_Records for processing_:
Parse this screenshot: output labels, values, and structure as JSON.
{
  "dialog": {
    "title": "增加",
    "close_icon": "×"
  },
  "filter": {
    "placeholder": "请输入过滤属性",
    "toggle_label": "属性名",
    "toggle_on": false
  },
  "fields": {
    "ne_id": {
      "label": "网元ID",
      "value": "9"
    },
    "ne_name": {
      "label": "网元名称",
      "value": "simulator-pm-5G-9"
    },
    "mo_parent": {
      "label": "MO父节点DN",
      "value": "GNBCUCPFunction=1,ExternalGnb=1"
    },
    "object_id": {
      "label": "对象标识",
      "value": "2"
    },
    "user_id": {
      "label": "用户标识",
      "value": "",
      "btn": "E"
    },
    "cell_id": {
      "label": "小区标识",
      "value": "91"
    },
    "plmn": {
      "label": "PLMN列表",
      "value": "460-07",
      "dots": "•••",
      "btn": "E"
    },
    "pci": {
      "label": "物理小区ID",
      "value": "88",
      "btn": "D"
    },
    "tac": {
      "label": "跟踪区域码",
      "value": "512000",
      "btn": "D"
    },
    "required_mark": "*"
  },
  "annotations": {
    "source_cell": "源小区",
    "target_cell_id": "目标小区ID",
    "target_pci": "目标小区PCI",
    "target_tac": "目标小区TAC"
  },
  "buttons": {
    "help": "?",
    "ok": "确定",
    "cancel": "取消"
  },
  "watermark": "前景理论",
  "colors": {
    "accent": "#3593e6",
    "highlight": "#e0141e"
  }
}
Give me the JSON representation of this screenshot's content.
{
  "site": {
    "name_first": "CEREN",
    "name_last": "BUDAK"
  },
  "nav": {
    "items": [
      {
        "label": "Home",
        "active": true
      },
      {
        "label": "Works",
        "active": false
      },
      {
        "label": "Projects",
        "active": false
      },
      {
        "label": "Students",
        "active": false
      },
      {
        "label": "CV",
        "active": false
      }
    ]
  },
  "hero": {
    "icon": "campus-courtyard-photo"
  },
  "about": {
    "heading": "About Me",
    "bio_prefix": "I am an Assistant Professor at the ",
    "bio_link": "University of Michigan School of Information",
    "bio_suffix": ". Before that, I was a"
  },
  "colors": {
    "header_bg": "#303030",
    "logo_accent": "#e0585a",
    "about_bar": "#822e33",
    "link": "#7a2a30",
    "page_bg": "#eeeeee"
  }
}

_What you are asked to do_:
Please reproduce each record precisely as written.

_Result_:
Parse this screenshot: output labels, values, and structure as JSON.
{
  "dialog": {
    "title": "增加",
    "close_icon": "×"
  },
  "filter": {
    "placeholder": "请输入过滤属性",
    "toggle_label": "属性名",
    "toggle_on": false
  },
  "fields": {
    "ne_id": {
      "label": "网元ID",
      "value": "9"
    },
    "ne_name": {
      "label": "网元名称",
      "value": "simulator-pm-5G-9"
    },
    "mo_parent": {
      "label": "MO父节点DN",
      "value": "GNBCUCPFunction=1,ExternalGnb=1"
    },
    "object_id": {
      "label": "对象标识",
      "value": "2"
    },
    "user_id": {
      "label": "用户标识",
      "value": "",
      "btn": "E"
    },
    "cell_id": {
      "label": "小区标识",
      "value": "91"
    },
    "plmn": {
      "label": "PLMN列表",
      "value": "460-07",
      "dots": "•••",
      "btn": "E"
    },
    "pci": {
      "label": "物理小区ID",
      "value": "88",
      "btn": "D"
    },
    "tac": {
      "label": "跟踪区域码",
      "value": "512000",
      "btn": "D"
    },
    "required_mark": "*"
  },
  "annotations": {
    "source_cell": "源小区",
    "target_cell_id": "目标小区ID",
    "target_pci": "目标小区PCI",
    "target_tac": "目标小区TAC"
  },
  "buttons": {
    "help": "?",
    "ok": "确定",
    "cancel": "取消"
  },
  "watermark": "前景理论",
  "colors": {
    "accent": "#3593e6",
    "highlight": "#e0141e"
  }
}
Give me the JSON representation of this screenshot's content.
{
  "site": {
    "name_first": "CEREN",
    "name_last": "BUDAK"
  },
  "nav": {
    "items": [
      {
        "label": "Home",
        "active": true
      },
      {
        "label": "Works",
        "active": false
      },
      {
        "label": "Projects",
        "active": false
      },
      {
        "label": "Students",
        "active": false
      },
      {
        "label": "CV",
        "active": false
      }
    ]
  },
  "hero": {
    "icon": "campus-courtyard-photo"
  },
  "about": {
    "heading": "About Me",
    "bio_prefix": "I am an Assistant Professor at the ",
    "bio_link": "University of Michigan School of Information",
    "bio_suffix": ". Before that, I was a"
  },
  "colors": {
    "header_bg": "#303030",
    "logo_accent": "#e0585a",
    "about_bar": "#822e33",
    "link": "#7a2a30",
    "page_bg": "#eeeeee"
  }
}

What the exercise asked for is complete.